> REQUIRED WORK: Give the entries again, word for word.

## START GIVEN DATA

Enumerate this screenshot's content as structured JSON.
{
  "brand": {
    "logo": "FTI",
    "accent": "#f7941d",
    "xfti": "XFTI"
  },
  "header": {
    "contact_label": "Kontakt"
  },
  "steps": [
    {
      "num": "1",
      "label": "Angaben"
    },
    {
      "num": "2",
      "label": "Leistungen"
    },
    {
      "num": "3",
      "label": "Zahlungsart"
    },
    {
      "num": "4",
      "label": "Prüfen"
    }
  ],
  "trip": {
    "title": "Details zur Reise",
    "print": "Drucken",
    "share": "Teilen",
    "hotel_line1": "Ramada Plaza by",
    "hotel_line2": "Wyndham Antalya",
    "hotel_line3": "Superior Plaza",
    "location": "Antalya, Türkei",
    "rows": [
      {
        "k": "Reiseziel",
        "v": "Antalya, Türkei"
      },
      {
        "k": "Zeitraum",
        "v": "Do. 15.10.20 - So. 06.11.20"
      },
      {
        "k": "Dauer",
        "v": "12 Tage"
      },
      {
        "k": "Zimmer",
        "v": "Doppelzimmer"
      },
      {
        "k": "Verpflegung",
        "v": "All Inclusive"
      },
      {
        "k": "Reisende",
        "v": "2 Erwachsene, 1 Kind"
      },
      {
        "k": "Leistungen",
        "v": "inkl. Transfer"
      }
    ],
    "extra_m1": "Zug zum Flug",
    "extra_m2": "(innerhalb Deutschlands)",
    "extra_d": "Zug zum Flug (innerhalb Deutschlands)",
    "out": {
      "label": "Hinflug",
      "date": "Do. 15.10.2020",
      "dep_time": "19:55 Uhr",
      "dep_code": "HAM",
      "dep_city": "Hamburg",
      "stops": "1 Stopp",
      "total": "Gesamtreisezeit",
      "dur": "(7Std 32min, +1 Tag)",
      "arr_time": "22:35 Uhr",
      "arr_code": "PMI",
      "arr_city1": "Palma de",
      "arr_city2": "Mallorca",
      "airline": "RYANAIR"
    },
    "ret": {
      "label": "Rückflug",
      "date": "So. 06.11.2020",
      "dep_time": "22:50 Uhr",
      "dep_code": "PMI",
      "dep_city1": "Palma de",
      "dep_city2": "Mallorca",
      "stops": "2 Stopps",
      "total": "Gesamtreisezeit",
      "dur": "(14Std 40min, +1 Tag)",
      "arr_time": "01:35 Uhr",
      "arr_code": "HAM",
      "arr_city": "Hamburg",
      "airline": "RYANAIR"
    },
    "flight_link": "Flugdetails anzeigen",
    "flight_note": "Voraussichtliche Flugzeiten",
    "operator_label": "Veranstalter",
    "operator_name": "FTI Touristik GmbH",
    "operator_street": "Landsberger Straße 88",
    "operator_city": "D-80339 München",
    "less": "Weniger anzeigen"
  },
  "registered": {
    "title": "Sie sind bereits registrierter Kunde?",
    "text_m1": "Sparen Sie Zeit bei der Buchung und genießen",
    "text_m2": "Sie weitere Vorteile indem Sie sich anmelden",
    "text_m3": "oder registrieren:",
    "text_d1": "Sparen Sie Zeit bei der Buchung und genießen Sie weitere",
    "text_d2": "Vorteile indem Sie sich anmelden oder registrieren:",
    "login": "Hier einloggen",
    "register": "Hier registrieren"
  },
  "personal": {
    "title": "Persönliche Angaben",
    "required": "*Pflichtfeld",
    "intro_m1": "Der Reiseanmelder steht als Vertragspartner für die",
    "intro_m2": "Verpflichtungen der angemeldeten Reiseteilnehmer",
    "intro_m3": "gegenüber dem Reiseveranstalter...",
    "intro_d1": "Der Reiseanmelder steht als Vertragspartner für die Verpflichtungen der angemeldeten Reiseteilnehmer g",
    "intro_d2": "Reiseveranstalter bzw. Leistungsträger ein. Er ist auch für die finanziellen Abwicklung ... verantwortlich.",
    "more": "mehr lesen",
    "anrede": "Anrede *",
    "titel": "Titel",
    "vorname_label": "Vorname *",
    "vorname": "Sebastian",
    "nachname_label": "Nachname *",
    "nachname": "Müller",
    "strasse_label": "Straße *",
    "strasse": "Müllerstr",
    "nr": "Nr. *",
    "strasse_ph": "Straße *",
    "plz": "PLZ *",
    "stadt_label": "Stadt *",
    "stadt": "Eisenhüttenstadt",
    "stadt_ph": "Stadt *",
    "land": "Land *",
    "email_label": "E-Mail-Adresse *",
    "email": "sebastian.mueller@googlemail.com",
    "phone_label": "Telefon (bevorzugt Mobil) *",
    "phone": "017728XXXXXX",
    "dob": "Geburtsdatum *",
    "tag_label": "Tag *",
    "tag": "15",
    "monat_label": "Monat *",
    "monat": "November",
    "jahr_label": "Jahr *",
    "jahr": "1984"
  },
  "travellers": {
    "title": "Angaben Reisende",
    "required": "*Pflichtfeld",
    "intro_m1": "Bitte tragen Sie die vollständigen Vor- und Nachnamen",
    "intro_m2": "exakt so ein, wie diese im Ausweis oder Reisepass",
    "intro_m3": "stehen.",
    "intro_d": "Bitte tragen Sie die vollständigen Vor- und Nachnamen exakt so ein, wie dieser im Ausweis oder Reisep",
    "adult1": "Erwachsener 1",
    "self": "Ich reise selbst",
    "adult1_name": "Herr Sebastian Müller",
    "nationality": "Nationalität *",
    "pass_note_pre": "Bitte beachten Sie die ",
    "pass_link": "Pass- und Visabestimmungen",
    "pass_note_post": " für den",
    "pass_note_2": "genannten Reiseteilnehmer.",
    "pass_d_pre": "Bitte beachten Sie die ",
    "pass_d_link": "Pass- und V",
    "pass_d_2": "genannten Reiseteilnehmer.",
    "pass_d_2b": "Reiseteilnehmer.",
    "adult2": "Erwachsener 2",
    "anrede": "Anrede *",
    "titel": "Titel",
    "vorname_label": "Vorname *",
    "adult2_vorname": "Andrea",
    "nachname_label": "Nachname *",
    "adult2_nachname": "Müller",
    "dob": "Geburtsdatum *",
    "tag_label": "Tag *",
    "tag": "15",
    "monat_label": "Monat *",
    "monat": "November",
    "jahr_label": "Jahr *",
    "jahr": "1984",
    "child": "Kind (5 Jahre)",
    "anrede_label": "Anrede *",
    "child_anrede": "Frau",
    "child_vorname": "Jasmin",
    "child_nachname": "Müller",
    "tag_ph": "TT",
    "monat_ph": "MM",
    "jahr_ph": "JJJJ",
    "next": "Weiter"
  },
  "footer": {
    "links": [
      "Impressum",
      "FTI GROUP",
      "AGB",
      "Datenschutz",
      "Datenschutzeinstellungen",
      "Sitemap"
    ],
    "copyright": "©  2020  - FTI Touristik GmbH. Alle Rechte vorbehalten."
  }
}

## END GIVEN DATA

> RESPONSE:
Enumerate this screenshot's content as structured JSON.
{
  "brand": {
    "logo": "FTI",
    "accent": "#f7941d",
    "xfti": "XFTI"
  },
  "header": {
    "contact_label": "Kontakt"
  },
  "steps": [
    {
      "num": "1",
      "label": "Angaben"
    },
    {
      "num": "2",
      "label": "Leistungen"
    },
    {
      "num": "3",
      "label": "Zahlungsart"
    },
    {
      "num": "4",
      "label": "Prüfen"
    }
  ],
  "trip": {
    "title": "Details zur Reise",
    "print": "Drucken",
    "share": "Teilen",
    "hotel_line1": "Ramada Plaza by",
    "hotel_line2": "Wyndham Antalya",
    "hotel_line3": "Superior Plaza",
    "location": "Antalya, Türkei",
    "rows": [
      {
        "k": "Reiseziel",
        "v": "Antalya, Türkei"
      },
      {
        "k": "Zeitraum",
        "v": "Do. 15.10.20 - So. 06.11.20"
      },
      {
        "k": "Dauer",
        "v": "12 Tage"
      },
      {
        "k": "Zimmer",
        "v": "Doppelzimmer"
      },
      {
        "k": "Verpflegung",
        "v": "All Inclusive"
      },
      {
        "k": "Reisende",
        "v": "2 Erwachsene, 1 Kind"
      },
      {
        "k": "Leistungen",
        "v": "inkl. Transfer"
      }
    ],
    "extra_m1": "Zug zum Flug",
    "extra_m2": "(innerhalb Deutschlands)",
    "extra_d": "Zug zum Flug (innerhalb Deutschlands)",
    "out": {
      "label": "Hinflug",
      "date": "Do. 15.10.2020",
      "dep_time": "19:55 Uhr",
      "dep_code": "HAM",
      "dep_city": "Hamburg",
      "stops": "1 Stopp",
      "total": "Gesamtreisezeit",
      "dur": "(7Std 32min, +1 Tag)",
      "arr_time": "22:35 Uhr",
      "arr_code": "PMI",
      "arr_city1": "Palma de",
      "arr_city2": "Mallorca",
      "airline": "RYANAIR"
    },
    "ret": {
      "label": "Rückflug",
      "date": "So. 06.11.2020",
      "dep_time": "22:50 Uhr",
      "dep_code": "PMI",
      "dep_city1": "Palma de",
      "dep_city2": "Mallorca",
      "stops": "2 Stopps",
      "total": "Gesamtreisezeit",
      "dur": "(14Std 40min, +1 Tag)",
      "arr_time": "01:35 Uhr",
      "arr_code": "HAM",
      "arr_city": "Hamburg",
      "airline": "RYANAIR"
    },
    "flight_link": "Flugdetails anzeigen",
    "flight_note": "Voraussichtliche Flugzeiten",
    "operator_label": "Veranstalter",
    "operator_name": "FTI Touristik GmbH",
    "operator_street": "Landsberger Straße 88",
    "operator_city": "D-80339 München",
    "less": "Weniger anzeigen"
  },
  "registered": {
    "title": "Sie sind bereits registrierter Kunde?",
    "text_m1": "Sparen Sie Zeit bei der Buchung und genießen",
    "text_m2": "Sie weitere Vorteile indem Sie sich anmelden",
    "text_m3": "oder registrieren:",
    "text_d1": "Sparen Sie Zeit bei der Buchung und genießen Sie weitere",
    "text_d2": "Vorteile indem Sie sich anmelden oder registrieren:",
    "login": "Hier einloggen",
    "register": "Hier registrieren"
  },
  "personal": {
    "title": "Persönliche Angaben",
    "required": "*Pflichtfeld",
    "intro_m1": "Der Reiseanmelder steht als Vertragspartner für die",
    "intro_m2": "Verpflichtungen der angemeldeten Reiseteilnehmer",
    "intro_m3": "gegenüber dem Reiseveranstalter...",
    "intro_d1": "Der Reiseanmelder steht als Vertragspartner für die Verpflichtungen der angemeldeten Reiseteilnehmer g",
    "intro_d2": "Reiseveranstalter bzw. Leistungsträger ein. Er ist auch für die finanziellen Abwicklung ... verantwortlich.",
    "more": "mehr lesen",
    "anrede": "Anrede *",
    "titel": "Titel",
    "vorname_label": "Vorname *",
    "vorname": "Sebastian",
    "nachname_label": "Nachname *",
    "nachname": "Müller",
    "strasse_label": "Straße *",
    "strasse": "Müllerstr",
    "nr": "Nr. *",
    "strasse_ph": "Straße *",
    "plz": "PLZ *",
    "stadt_label": "Stadt *",
    "stadt": "Eisenhüttenstadt",
    "stadt_ph": "Stadt *",
    "land": "Land *",
    "email_label": "E-Mail-Adresse *",
    "email": "sebastian.mueller@googlemail.com",
    "phone_label": "Telefon (bevorzugt Mobil) *",
    "phone": "017728XXXXXX",
    "dob": "Geburtsdatum *",
    "tag_label": "Tag *",
    "tag": "15",
    "monat_label": "Monat *",
    "monat": "November",
    "jahr_label": "Jahr *",
    "jahr": "1984"
  },
  "travellers": {
    "title": "Angaben Reisende",
    "required": "*Pflichtfeld",
    "intro_m1": "Bitte tragen Sie die vollständigen Vor- und Nachnamen",
    "intro_m2": "exakt so ein, wie diese im Ausweis oder Reisepass",
    "intro_m3": "stehen.",
    "intro_d": "Bitte tragen Sie die vollständigen Vor- und Nachnamen exakt so ein, wie dieser im Ausweis oder Reisep",
    "adult1": "Erwachsener 1",
    "self": "Ich reise selbst",
    "adult1_name": "Herr Sebastian Müller",
    "nationality": "Nationalität *",
    "pass_note_pre": "Bitte beachten Sie die ",
    "pass_link": "Pass- und Visabestimmungen",
    "pass_note_post": " für den",
    "pass_note_2": "genannten Reiseteilnehmer.",
    "pass_d_pre": "Bitte beachten Sie die ",
    "pass_d_link": "Pass- und V",
    "pass_d_2": "genannten Reiseteilnehmer.",
    "pass_d_2b": "Reiseteilnehmer.",
    "adult2": "Erwachsener 2",
    "anrede": "Anrede *",
    "titel": "Titel",
    "vorname_label": "Vorname *",
    "adult2_vorname": "Andrea",
    "nachname_label": "Nachname *",
    "adult2_nachname": "Müller",
    "dob": "Geburtsdatum *",
    "tag_label": "Tag *",
    "tag": "15",
    "monat_label": "Monat *",
    "monat": "November",
    "jahr_label": "Jahr *",
    "jahr": "1984",
    "child": "Kind (5 Jahre)",
    "anrede_label": "Anrede *",
    "child_anrede": "Frau",
    "child_vorname": "Jasmin",
    "child_nachname": "Müller",
    "tag_ph": "TT",
    "monat_ph": "MM",
    "jahr_ph": "JJJJ",
    "next": "Weiter"
  },
  "footer": {
    "links": [
      "Impressum",
      "FTI GROUP",
      "AGB",
      "Datenschutz",
      "Datenschutzeinstellungen",
      "Sitemap"
    ],
    "copyright": "©  2020  - FTI Touristik GmbH. Alle Rechte vorbehalten."
  }
}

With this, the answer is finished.